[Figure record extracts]
========================================================================

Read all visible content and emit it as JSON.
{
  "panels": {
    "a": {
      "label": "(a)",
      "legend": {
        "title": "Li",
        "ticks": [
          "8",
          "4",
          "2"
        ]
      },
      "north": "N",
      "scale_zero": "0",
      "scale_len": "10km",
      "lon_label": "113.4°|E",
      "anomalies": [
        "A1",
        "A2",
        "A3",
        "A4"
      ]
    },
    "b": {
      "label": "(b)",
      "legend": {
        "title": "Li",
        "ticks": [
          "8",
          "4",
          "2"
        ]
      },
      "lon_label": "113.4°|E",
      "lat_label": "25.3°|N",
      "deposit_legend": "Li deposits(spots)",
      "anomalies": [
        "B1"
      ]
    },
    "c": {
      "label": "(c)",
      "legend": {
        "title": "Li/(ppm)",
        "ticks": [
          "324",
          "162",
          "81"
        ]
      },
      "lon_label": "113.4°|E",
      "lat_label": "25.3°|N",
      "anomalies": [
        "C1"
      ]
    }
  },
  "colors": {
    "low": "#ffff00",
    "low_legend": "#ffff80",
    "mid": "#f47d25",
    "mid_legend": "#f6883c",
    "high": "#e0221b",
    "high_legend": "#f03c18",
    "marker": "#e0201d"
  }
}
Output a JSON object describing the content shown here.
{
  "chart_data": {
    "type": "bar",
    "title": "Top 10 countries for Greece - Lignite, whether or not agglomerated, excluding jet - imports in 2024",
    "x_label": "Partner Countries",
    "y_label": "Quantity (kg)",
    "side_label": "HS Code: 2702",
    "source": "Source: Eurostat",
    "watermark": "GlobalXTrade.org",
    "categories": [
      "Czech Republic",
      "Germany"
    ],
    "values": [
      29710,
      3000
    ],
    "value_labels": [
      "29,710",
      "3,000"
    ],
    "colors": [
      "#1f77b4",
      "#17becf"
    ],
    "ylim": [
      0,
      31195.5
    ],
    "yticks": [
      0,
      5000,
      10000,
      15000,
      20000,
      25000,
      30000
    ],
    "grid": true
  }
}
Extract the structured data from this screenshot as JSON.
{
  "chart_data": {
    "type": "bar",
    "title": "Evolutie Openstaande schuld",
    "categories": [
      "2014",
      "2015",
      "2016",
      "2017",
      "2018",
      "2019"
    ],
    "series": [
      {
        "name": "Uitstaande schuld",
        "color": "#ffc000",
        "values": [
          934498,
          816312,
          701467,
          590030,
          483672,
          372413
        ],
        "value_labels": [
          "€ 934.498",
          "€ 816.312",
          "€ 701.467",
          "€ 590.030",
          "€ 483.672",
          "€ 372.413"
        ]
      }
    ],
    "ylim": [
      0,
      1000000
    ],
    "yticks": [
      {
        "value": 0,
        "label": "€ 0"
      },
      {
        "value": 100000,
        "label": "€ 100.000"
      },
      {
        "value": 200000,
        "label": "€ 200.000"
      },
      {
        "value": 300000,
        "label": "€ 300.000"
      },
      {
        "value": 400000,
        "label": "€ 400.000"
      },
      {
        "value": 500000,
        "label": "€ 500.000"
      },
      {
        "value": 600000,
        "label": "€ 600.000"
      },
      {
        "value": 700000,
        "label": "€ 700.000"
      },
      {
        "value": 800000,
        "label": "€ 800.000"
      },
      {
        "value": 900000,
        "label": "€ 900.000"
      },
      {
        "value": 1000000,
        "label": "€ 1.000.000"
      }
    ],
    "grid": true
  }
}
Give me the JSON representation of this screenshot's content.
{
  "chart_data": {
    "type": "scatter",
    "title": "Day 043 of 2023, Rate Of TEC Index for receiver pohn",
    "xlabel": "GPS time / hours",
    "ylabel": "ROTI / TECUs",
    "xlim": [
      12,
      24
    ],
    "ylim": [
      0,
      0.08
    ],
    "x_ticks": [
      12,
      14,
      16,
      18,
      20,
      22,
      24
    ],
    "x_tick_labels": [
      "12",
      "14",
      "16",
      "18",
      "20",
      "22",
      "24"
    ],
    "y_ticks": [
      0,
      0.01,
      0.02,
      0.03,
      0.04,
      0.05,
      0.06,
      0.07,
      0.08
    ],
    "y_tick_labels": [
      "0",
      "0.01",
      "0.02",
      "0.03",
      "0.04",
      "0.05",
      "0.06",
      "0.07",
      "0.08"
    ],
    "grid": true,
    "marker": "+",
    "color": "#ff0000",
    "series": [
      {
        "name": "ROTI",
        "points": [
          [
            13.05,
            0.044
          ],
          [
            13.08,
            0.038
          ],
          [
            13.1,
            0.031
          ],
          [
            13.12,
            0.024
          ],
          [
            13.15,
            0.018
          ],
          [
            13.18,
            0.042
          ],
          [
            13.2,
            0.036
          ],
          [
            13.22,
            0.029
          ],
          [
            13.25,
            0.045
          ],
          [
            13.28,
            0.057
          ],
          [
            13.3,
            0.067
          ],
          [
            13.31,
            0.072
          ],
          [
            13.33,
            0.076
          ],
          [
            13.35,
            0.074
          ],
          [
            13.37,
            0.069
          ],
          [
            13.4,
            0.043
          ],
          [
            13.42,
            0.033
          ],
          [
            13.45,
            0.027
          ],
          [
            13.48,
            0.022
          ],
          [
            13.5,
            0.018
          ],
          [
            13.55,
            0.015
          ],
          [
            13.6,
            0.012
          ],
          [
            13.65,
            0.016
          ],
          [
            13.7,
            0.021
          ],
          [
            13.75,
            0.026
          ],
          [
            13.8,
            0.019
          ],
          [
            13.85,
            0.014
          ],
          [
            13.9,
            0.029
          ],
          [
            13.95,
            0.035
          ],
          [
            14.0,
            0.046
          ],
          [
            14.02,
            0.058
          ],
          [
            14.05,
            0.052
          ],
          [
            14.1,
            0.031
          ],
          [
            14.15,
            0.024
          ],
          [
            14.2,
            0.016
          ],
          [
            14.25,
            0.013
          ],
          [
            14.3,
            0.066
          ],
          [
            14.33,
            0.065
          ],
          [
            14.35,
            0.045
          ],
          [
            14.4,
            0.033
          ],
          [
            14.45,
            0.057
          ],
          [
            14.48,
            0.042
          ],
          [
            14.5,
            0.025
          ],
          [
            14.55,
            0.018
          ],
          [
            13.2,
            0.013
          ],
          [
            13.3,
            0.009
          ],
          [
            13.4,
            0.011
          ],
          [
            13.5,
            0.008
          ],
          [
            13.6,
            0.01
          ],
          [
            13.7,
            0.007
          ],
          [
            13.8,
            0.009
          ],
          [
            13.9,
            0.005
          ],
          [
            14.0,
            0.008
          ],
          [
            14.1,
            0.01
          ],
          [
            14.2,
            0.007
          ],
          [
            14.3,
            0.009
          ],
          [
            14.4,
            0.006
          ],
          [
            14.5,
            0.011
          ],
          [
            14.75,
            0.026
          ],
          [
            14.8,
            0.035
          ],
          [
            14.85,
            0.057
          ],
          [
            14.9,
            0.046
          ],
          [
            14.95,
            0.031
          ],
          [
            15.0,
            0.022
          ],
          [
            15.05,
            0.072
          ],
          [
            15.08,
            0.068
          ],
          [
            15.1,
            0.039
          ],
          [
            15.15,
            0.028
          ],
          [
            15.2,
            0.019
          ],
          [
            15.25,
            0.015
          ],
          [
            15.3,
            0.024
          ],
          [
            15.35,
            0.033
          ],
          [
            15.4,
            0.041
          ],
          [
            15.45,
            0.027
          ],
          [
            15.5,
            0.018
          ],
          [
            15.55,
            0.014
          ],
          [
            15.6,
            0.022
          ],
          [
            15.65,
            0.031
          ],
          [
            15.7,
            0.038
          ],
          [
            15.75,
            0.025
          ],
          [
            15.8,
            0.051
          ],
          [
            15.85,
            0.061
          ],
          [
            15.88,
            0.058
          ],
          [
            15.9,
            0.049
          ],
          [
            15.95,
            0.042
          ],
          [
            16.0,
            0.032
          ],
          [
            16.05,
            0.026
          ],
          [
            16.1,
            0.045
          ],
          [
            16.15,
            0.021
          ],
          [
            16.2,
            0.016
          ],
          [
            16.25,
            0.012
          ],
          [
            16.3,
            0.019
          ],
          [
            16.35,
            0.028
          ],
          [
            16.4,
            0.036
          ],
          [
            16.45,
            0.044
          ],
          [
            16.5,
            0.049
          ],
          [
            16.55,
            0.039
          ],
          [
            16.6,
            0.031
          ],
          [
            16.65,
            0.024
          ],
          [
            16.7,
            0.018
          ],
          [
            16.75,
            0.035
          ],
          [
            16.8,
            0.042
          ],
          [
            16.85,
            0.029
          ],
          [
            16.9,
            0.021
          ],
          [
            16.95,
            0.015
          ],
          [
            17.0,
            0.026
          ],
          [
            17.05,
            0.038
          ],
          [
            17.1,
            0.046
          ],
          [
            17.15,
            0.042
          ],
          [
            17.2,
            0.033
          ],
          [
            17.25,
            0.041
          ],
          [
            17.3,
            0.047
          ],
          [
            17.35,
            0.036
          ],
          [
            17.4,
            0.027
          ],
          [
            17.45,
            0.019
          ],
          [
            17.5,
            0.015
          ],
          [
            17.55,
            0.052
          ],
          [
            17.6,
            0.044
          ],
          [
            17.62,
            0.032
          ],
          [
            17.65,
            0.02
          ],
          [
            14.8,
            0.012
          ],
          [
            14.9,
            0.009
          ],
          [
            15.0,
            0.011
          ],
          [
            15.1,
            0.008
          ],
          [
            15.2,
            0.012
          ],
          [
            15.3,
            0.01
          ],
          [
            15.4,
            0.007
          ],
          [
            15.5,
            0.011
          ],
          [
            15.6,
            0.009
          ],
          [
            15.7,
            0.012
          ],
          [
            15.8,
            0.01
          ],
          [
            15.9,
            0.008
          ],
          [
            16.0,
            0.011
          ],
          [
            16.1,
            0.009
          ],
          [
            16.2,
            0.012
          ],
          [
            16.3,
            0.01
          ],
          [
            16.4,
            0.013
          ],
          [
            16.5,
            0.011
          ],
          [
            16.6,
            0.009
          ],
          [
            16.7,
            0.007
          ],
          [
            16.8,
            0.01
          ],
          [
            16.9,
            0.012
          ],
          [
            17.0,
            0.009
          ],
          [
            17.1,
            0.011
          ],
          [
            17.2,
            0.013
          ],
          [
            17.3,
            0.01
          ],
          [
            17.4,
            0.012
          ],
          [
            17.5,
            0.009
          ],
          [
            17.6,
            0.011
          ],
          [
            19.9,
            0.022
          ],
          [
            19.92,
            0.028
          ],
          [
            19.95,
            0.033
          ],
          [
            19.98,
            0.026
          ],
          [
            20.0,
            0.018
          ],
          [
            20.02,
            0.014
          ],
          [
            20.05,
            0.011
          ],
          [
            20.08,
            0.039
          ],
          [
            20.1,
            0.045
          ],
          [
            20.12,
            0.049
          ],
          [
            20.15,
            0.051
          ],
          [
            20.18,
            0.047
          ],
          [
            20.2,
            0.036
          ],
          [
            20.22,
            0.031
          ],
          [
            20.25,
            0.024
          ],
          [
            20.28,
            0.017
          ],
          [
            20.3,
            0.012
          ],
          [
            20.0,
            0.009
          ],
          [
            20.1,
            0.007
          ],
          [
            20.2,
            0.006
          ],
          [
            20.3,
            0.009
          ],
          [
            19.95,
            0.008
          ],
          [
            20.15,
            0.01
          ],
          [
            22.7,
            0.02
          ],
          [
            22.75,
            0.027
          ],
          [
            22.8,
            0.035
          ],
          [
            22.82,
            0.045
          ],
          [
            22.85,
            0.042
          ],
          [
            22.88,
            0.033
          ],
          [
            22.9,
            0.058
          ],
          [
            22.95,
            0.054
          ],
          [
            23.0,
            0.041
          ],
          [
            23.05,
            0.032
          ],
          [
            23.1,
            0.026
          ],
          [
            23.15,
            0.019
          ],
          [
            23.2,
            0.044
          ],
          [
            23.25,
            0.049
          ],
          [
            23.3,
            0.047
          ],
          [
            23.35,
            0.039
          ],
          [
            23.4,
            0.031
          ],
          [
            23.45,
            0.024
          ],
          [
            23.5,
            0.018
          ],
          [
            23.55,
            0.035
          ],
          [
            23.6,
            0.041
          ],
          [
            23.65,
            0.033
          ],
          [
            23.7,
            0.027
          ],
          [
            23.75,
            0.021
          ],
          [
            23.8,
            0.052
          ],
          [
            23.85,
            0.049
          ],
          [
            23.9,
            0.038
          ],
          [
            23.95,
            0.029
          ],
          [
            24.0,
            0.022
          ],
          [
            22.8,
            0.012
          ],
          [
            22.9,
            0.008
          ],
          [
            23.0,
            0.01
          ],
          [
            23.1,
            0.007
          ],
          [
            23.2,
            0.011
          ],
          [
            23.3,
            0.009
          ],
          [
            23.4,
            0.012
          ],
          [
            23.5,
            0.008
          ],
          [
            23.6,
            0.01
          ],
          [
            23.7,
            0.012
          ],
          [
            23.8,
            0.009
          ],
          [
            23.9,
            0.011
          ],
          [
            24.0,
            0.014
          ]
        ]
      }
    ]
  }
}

========================================================================

For the listing above, identify each line bearing "title".

        "title": "Li",
        "title": "Li",
        "title": "Li/(ppm)",
    "title": "Top 10 countries for Greece - Lignite, whether or not agglomerated, excluding jet - imports in 2024",
    "title": "Evolutie Openstaande schuld",
    "title": "Day 043 of 2023, Rate Of TEC Index for receiver pohn",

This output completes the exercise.